(A block of data)
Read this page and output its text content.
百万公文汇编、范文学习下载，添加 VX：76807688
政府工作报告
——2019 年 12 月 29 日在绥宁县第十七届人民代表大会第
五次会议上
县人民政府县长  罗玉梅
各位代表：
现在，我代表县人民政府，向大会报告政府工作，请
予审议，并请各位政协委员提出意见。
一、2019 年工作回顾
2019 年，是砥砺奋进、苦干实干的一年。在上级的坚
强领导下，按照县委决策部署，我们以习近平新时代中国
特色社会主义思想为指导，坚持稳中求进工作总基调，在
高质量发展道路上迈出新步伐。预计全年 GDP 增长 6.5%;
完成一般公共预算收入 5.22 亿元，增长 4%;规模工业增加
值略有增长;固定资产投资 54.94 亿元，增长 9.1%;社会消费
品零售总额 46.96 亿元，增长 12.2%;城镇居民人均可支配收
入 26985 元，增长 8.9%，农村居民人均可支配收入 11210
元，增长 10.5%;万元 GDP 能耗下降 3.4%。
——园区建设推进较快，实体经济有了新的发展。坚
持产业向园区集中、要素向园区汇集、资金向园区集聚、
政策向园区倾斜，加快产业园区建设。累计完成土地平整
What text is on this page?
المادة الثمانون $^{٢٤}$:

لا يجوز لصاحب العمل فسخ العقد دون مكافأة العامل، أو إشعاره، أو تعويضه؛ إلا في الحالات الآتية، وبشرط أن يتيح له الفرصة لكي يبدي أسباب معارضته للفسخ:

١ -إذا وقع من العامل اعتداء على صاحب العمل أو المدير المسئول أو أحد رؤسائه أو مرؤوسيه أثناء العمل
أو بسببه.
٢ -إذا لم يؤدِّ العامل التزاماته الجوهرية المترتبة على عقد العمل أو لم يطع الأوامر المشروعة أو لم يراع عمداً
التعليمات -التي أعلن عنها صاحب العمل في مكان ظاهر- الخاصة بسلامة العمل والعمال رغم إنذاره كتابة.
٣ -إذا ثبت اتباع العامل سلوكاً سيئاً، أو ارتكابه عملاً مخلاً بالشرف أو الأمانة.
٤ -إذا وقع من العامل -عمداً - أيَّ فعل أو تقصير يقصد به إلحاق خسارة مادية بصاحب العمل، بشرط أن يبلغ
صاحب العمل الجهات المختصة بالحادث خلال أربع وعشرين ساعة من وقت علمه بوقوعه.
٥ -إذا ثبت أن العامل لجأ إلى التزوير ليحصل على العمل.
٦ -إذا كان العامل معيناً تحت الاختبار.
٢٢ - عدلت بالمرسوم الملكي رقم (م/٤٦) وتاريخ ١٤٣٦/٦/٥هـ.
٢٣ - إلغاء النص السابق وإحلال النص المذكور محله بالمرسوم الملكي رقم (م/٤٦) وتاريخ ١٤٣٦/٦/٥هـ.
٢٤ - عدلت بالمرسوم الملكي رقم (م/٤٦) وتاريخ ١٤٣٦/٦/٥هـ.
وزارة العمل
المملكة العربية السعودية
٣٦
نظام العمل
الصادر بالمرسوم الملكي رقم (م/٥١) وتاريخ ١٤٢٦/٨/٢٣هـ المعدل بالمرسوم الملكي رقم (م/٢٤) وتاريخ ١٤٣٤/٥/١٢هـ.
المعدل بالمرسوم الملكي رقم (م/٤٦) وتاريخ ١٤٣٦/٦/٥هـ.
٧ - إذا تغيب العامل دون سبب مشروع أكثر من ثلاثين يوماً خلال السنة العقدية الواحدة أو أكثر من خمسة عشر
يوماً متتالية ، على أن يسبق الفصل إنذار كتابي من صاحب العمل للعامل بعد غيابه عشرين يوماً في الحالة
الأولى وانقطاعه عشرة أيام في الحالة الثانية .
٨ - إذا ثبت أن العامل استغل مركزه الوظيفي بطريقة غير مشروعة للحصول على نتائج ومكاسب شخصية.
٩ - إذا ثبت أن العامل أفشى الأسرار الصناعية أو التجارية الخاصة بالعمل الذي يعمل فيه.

# Objective:
Recopy all the lines exactly as they appear.

# Result for this exercise:
Read this page and output its text content.
百万公文汇编、范文学习下载，添加 VX：76807688
政府工作报告
——2019 年 12 月 29 日在绥宁县第十七届人民代表大会第
五次会议上
县人民政府县长  罗玉梅
各位代表：
现在，我代表县人民政府，向大会报告政府工作，请
予审议，并请各位政协委员提出意见。
一、2019 年工作回顾
2019 年，是砥砺奋进、苦干实干的一年。在上级的坚
强领导下，按照县委决策部署，我们以习近平新时代中国
特色社会主义思想为指导，坚持稳中求进工作总基调，在
高质量发展道路上迈出新步伐。预计全年 GDP 增长 6.5%;
完成一般公共预算收入 5.22 亿元，增长 4%;规模工业增加
值略有增长;固定资产投资 54.94 亿元，增长 9.1%;社会消费
品零售总额 46.96 亿元，增长 12.2%;城镇居民人均可支配收
入 26985 元，增长 8.9%，农村居民人均可支配收入 11210
元，增长 10.5%;万元 GDP 能耗下降 3.4%。
——园区建设推进较快，实体经济有了新的发展。坚
持产业向园区集中、要素向园区汇集、资金向园区集聚、
政策向园区倾斜，加快产业园区建设。累计完成土地平整
What text is on this page?
المادة الثمانون $^{٢٤}$:

لا يجوز لصاحب العمل فسخ العقد دون مكافأة العامل، أو إشعاره، أو تعويضه؛ إلا في الحالات الآتية، وبشرط أن يتيح له الفرصة لكي يبدي أسباب معارضته للفسخ:

١ -إذا وقع من العامل اعتداء على صاحب العمل أو المدير المسئول أو أحد رؤسائه أو مرؤوسيه أثناء العمل
أو بسببه.
٢ -إذا لم يؤدِّ العامل التزاماته الجوهرية المترتبة على عقد العمل أو لم يطع الأوامر المشروعة أو لم يراع عمداً
التعليمات -التي أعلن عنها صاحب العمل في مكان ظاهر- الخاصة بسلامة العمل والعمال رغم إنذاره كتابة.
٣ -إذا ثبت اتباع العامل سلوكاً سيئاً، أو ارتكابه عملاً مخلاً بالشرف أو الأمانة.
٤ -إذا وقع من العامل -عمداً - أيَّ فعل أو تقصير يقصد به إلحاق خسارة مادية بصاحب العمل، بشرط أن يبلغ
صاحب العمل الجهات المختصة بالحادث خلال أربع وعشرين ساعة من وقت علمه بوقوعه.
٥ -إذا ثبت أن العامل لجأ إلى التزوير ليحصل على العمل.
٦ -إذا كان العامل معيناً تحت الاختبار.
٢٢ - عدلت بالمرسوم الملكي رقم (م/٤٦) وتاريخ ١٤٣٦/٦/٥هـ.
٢٣ - إلغاء النص السابق وإحلال النص المذكور محله بالمرسوم الملكي رقم (م/٤٦) وتاريخ ١٤٣٦/٦/٥هـ.
٢٤ - عدلت بالمرسوم الملكي رقم (م/٤٦) وتاريخ ١٤٣٦/٦/٥هـ.
وزارة العمل
المملكة العربية السعودية
٣٦
نظام العمل
الصادر بالمرسوم الملكي رقم (م/٥١) وتاريخ ١٤٢٦/٨/٢٣هـ المعدل بالمرسوم الملكي رقم (م/٢٤) وتاريخ ١٤٣٤/٥/١٢هـ.
المعدل بالمرسوم الملكي رقم (م/٤٦) وتاريخ ١٤٣٦/٦/٥هـ.
٧ - إذا تغيب العامل دون سبب مشروع أكثر من ثلاثين يوماً خلال السنة العقدية الواحدة أو أكثر من خمسة عشر
يوماً متتالية ، على أن يسبق الفصل إنذار كتابي من صاحب العمل للعامل بعد غيابه عشرين يوماً في الحالة
الأولى وانقطاعه عشرة أيام في الحالة الثانية .
٨ - إذا ثبت أن العامل استغل مركزه الوظيفي بطريقة غير مشروعة للحصول على نتائج ومكاسب شخصية.
٩ - إذا ثبت أن العامل أفشى الأسرار الصناعية أو التجارية الخاصة بالعمل الذي يعمل فيه.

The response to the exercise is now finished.